> Brief:
Each line of the listing that includes the string "patients" is to be identified and copied.

> Extracted material:
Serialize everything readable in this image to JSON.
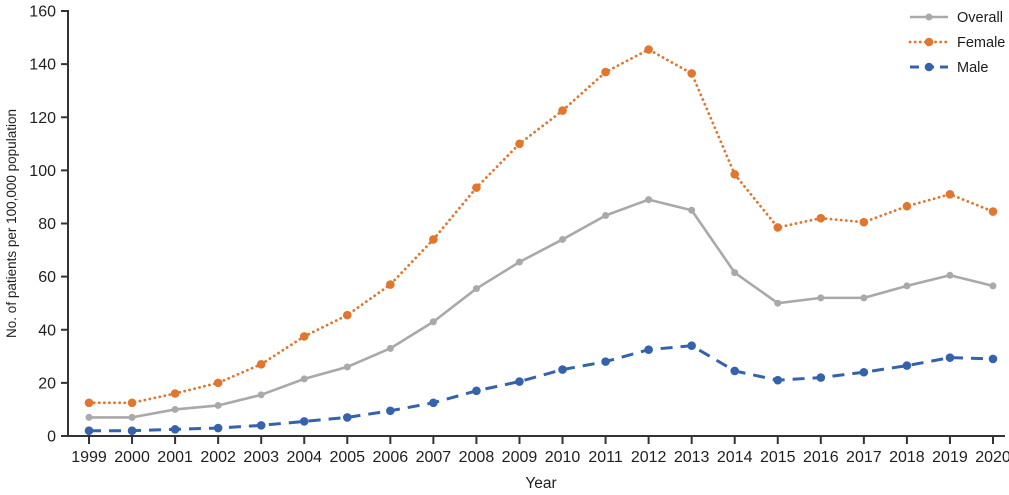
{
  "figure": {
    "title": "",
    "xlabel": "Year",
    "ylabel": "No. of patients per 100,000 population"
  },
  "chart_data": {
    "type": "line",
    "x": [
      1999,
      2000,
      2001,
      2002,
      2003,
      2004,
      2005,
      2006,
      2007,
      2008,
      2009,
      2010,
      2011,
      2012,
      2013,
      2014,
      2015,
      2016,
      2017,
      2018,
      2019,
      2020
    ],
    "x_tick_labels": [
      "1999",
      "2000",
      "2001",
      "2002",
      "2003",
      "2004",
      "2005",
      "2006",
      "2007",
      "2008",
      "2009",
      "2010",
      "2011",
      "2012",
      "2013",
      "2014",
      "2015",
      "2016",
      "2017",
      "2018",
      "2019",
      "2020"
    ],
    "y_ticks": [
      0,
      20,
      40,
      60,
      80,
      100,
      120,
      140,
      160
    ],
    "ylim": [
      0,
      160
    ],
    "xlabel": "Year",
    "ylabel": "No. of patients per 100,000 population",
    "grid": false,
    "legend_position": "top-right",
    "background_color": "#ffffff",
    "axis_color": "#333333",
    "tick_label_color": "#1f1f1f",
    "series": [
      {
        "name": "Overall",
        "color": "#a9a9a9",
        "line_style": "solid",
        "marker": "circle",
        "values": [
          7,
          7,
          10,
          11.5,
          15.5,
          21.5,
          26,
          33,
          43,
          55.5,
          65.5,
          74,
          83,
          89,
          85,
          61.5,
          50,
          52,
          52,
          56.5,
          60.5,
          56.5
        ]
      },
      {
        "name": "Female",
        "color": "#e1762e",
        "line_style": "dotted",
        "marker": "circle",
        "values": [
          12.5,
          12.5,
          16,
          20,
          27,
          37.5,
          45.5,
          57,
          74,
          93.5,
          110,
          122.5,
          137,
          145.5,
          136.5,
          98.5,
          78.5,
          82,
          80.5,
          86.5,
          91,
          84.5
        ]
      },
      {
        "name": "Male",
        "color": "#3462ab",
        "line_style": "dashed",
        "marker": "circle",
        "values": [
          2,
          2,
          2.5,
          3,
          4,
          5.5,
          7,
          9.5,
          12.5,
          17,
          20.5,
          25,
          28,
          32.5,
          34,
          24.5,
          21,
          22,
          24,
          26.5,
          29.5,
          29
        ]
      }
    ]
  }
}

> Exercise solution:
    "ylabel": "No. of patients per 100,000 population"
    "ylabel": "No. of patients per 100,000 population",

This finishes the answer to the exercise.